Problem statement:
Put every line of the items below into a JSON list of strings, one string per line, with blank lines skipped and the pictures left out.

Records for processing:
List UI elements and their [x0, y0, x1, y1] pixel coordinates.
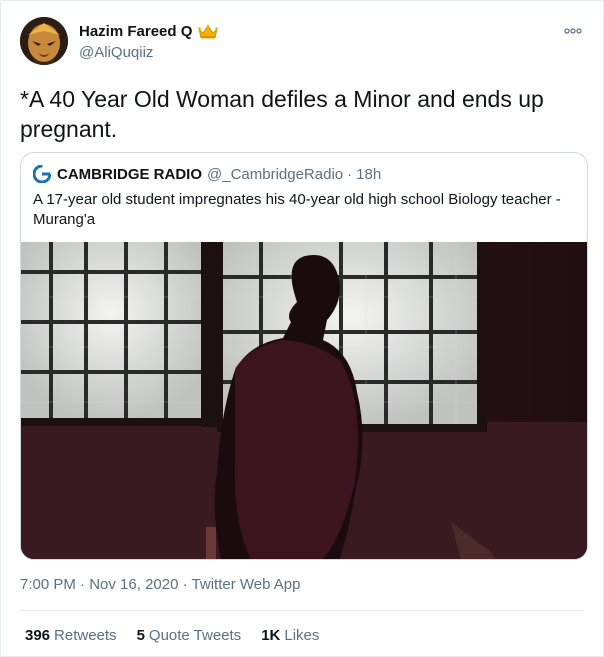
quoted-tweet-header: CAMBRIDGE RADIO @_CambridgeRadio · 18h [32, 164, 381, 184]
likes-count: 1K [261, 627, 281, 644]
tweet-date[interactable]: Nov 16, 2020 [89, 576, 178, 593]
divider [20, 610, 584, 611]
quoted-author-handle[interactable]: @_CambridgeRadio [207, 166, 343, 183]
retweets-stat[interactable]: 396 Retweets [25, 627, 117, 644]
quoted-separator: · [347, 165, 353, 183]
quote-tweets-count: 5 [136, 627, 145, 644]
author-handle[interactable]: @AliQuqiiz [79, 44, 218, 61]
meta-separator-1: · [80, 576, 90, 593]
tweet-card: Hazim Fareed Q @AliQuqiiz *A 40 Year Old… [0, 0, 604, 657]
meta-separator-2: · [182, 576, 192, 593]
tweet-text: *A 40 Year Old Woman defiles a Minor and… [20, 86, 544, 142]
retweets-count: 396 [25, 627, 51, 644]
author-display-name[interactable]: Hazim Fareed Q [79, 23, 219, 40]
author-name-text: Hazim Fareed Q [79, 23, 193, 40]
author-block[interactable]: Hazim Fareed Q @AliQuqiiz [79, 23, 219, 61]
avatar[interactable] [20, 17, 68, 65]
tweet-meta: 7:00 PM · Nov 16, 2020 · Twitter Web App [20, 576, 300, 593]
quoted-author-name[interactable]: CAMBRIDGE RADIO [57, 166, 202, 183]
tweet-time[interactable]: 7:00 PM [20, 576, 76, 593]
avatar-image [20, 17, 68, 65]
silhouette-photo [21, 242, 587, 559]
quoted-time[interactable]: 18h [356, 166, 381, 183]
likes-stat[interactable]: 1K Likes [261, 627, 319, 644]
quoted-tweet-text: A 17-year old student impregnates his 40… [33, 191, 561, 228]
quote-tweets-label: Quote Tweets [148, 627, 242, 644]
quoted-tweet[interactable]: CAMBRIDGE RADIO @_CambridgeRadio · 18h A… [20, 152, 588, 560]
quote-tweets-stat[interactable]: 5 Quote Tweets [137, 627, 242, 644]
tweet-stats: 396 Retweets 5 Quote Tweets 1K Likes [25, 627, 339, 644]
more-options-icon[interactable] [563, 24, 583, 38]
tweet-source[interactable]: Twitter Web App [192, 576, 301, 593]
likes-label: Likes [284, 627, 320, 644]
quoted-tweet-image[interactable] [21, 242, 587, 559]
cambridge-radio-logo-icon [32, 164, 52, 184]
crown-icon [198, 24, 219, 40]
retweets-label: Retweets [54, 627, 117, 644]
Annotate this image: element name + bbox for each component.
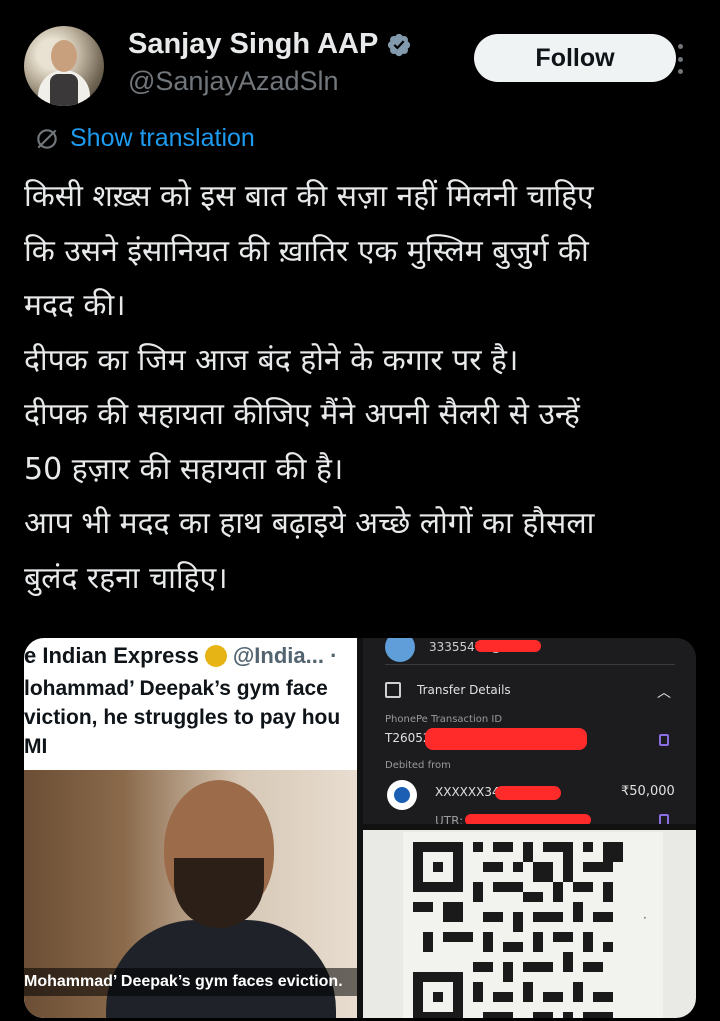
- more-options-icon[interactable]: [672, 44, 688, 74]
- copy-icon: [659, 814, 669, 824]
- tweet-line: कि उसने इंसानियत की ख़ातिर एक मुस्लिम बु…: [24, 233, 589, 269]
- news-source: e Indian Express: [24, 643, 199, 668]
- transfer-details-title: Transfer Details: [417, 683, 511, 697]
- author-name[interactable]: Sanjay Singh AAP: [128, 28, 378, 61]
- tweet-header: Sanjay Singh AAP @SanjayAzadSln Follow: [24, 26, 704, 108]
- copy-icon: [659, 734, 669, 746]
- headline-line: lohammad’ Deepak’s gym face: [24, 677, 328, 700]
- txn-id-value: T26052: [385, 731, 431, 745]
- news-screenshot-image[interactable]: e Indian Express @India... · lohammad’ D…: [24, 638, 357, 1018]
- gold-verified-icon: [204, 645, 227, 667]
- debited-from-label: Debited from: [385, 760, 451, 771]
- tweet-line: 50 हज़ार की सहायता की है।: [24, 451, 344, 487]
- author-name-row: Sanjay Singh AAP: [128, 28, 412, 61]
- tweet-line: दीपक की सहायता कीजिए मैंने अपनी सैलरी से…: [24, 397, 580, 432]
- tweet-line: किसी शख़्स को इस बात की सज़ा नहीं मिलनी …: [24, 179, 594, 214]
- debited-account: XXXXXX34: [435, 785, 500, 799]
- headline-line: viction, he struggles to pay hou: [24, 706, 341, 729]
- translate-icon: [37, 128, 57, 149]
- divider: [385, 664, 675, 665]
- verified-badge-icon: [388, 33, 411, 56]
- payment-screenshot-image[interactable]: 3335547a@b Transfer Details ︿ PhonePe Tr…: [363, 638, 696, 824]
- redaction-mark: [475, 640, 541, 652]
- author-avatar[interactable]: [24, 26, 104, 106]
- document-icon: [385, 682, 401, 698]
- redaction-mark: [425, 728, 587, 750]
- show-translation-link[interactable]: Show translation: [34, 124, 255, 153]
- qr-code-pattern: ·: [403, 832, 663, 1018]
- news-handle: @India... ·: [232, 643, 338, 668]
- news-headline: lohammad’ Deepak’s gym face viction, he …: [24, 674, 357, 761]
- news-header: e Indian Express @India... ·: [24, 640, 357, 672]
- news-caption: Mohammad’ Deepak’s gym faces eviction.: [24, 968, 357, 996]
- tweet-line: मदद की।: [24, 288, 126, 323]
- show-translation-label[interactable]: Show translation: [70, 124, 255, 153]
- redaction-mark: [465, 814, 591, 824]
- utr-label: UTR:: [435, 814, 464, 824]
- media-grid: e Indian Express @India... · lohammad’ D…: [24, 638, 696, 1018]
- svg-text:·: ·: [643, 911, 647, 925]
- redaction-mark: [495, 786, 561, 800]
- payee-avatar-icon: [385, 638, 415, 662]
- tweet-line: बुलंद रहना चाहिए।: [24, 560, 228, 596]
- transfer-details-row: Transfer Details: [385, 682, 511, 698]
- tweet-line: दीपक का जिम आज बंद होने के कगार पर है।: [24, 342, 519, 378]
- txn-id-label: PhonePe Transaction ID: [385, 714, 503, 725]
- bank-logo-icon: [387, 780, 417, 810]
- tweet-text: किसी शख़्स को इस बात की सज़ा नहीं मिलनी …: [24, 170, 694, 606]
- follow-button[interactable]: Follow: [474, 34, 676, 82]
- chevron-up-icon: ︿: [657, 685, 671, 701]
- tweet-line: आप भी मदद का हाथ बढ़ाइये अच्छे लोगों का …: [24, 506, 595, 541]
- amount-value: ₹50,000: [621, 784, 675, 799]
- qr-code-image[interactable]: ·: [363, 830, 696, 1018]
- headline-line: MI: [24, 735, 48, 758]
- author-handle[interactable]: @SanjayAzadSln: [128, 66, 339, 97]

Final result:
[
  "List UI elements and their [x0, y0, x1, y1] pixel coordinates.",
  "quoted-tweet-header: CAMBRIDGE RADIO @_CambridgeRadio · 18h [32, 164, 381, 184]",
  "likes-count: 1K [261, 627, 281, 644]",
  "tweet-date[interactable]: Nov 16, 2020 [89, 576, 178, 593]",
  "divider [20, 610, 584, 611]",
  "quoted-author-handle[interactable]: @_CambridgeRadio [207, 166, 343, 183]",
  "retweets-stat[interactable]: 396 Retweets [25, 627, 117, 644]",
  "quoted-separator: · [347, 165, 353, 183]",
  "quote-tweets-count: 5 [136, 627, 145, 644]",
  "author-handle[interactable]: @AliQuqiiz [79, 44, 218, 61]",
  "meta-separator-1: · [80, 576, 90, 593]",
  "tweet-card: Hazim Fareed Q @AliQuqiiz *A 40 Year Old… [0, 0, 604, 657]",
  "meta-separator-2: · [182, 576, 192, 593]",
  "tweet-text: *A 40 Year Old Woman defiles a Minor and… [20, 86, 544, 142]",
  "retweets-count: 396 [25, 627, 51, 644]",
  "author-display-name[interactable]: Hazim Fareed Q [79, 23, 219, 40]",
  "author-name-text: Hazim Fareed Q [79, 23, 193, 40]",
  "author-block[interactable]: Hazim Fareed Q @AliQuqiiz [79, 23, 219, 61]",
  "avatar[interactable] [20, 17, 68, 65]",
  "tweet-meta: 7:00 PM · Nov 16, 2020 · Twitter Web App [20, 576, 300, 593]",
  "quoted-author-name[interactable]: CAMBRIDGE RADIO [57, 166, 202, 183]",
  "tweet-time[interactable]: 7:00 PM [20, 576, 76, 593]",
  "avatar-image [20, 17, 68, 65]",
  "silhouette-photo [21, 242, 587, 559]",
  "quoted-time[interactable]: 18h [356, 166, 381, 183]",
  "likes-stat[interactable]: 1K Likes [261, 627, 319, 644]",
  "quoted-tweet-text: A 17-year old student impregnates his 40… [33, 191, 561, 228]",
  "quote-tweets-label: Quote Tweets [148, 627, 242, 644]",
  "quoted-tweet[interactable]: CAMBRIDGE RADIO @_CambridgeRadio · 18h A… [20, 152, 588, 560]",
  "quote-tweets-stat[interactable]: 5 Quote Tweets [137, 627, 242, 644]",
  "tweet-stats: 396 Retweets 5 Quote Tweets 1K Likes [25, 627, 339, 644]",
  "more-options-icon[interactable] [563, 24, 583, 38]",
  "tweet-source[interactable]: Twitter Web App [192, 576, 301, 593]",
  "likes-label: Likes [284, 627, 320, 644]",
  "quoted-tweet-image[interactable] [21, 242, 587, 559]",
  "cambridge-radio-logo-icon [32, 164, 52, 184]",
  "crown-icon [198, 24, 219, 40]",
  "retweets-label: Retweets [54, 627, 117, 644]",
  "Annotate this image: element name + bbox for each component.",
  "- more-options-icon[interactable]: [672, 44, 688, 74]",
  "- copy-icon: [659, 814, 669, 824]",
  "- tweet-line: कि उसने इंसानियत की ख़ातिर एक मुस्लिम बु…: [24, 233, 589, 269]",
  "- news-source: e Indian Express: [24, 643, 199, 668]",
  "- transfer-details-title: Transfer Details: [417, 683, 511, 697]",
  "- author-name[interactable]: Sanjay Singh AAP: [128, 28, 378, 61]",
  "- tweet-header: Sanjay Singh AAP @SanjayAzadSln Follow: [24, 26, 704, 108]",
  "- copy-icon: [659, 734, 669, 746]",
  "- headline-line: lohammad’ Deepak’s gym face: [24, 677, 328, 700]",
  "- txn-id-value: T26052: [385, 731, 431, 745]",
  "- news-screenshot-image[interactable]: e Indian Express @India... · lohammad’ D…: [24, 638, 357, 1018]",
  "- gold-verified-icon: [204, 645, 227, 667]",
  "- debited-from-label: Debited from: [385, 760, 451, 771]",
  "- tweet-line: 50 हज़ार की सहायता की है।: [24, 451, 344, 487]",
  "- author-name-row: Sanjay Singh AAP: [128, 28, 412, 61]",
  "- tweet-line: दीपक की सहायता कीजिए मैंने अपनी सैलरी से…: [24, 397, 580, 432]",
  "- tweet-line: किसी शख़्स को इस बात की सज़ा नहीं मिलनी …: [24, 179, 594, 214]",
  "- debited-account: XXXXXX34: [435, 785, 500, 799]",
  "- headline-line: viction, he struggles to pay hou: [24, 706, 341, 729]",
  "- translate-icon: [37, 128, 57, 149]",
  "- divider: [385, 664, 675, 665]",
  "- verified-badge-icon: [388, 33, 411, 56]",
  "- payment-screenshot-image[interactable]: 3335547a@b Transfer Details ︿ PhonePe Tr…: [363, 638, 696, 824]",
  "- redaction-mark: [475, 640, 541, 652]",
  "- author-avatar[interactable]: [24, 26, 104, 106]",
  "- document-icon: [385, 682, 401, 698]",
  "- redaction-mark: [425, 728, 587, 750]",
  "- show-translation-link[interactable]: Show translation: [34, 124, 255, 153]",
  "- qr-code-pattern: ·: [403, 832, 663, 1018]",
  "- news-handle: @India... ·: [232, 643, 338, 668]",
  "- news-headline: lohammad’ Deepak’s gym face viction, he …: [24, 674, 357, 761]",
  "- news-header: e Indian Express @India... ·: [24, 640, 357, 672]",
  "- news-caption: Mohammad’ Deepak’s gym faces eviction.: [24, 968, 357, 996]",
  "- tweet-line: मदद की।: [24, 288, 126, 323]",
  "- show-translation-label[interactable]: Show translation: [70, 124, 255, 153]",
  "- redaction-mark: [465, 814, 591, 824]",
  "- utr-label: UTR:: [435, 814, 464, 824]",
  "- media-grid: e Indian Express @India... · lohammad’ D…: [24, 638, 696, 1018]",
  "- svg-text:·: ·: [643, 911, 647, 925]",
  "- redaction-mark: [495, 786, 561, 800]",
  "- payee-avatar-icon: [385, 638, 415, 662]",
  "- tweet-line: बुलंद रहना चाहिए।: [24, 560, 228, 596]",
  "- transfer-details-row: Transfer Details: [385, 682, 511, 698]",
  "- tweet-line: दीपक का जिम आज बंद होने के कगार पर है।: [24, 342, 519, 378]",
  "- txn-id-label: PhonePe Transaction ID: [385, 714, 503, 725]",
  "- bank-logo-icon: [387, 780, 417, 810]",
  "- tweet-text: किसी शख़्स को इस बात की सज़ा नहीं मिलनी …: [24, 170, 694, 606]",
  "- follow-button[interactable]: Follow: [474, 34, 676, 82]",
  "- chevron-up-icon: ︿: [657, 685, 671, 701]",
  "- tweet-line: आप भी मदद का हाथ बढ़ाइये अच्छे लोगों का …: [24, 506, 595, 541]",
  "- amount-value: ₹50,000: [621, 784, 675, 799]",
  "- qr-code-image[interactable]: ·: [363, 830, 696, 1018]",
  "- headline-line: MI: [24, 735, 48, 758]",
  "- author-handle[interactable]: @SanjayAzadSln: [128, 66, 339, 97]"
]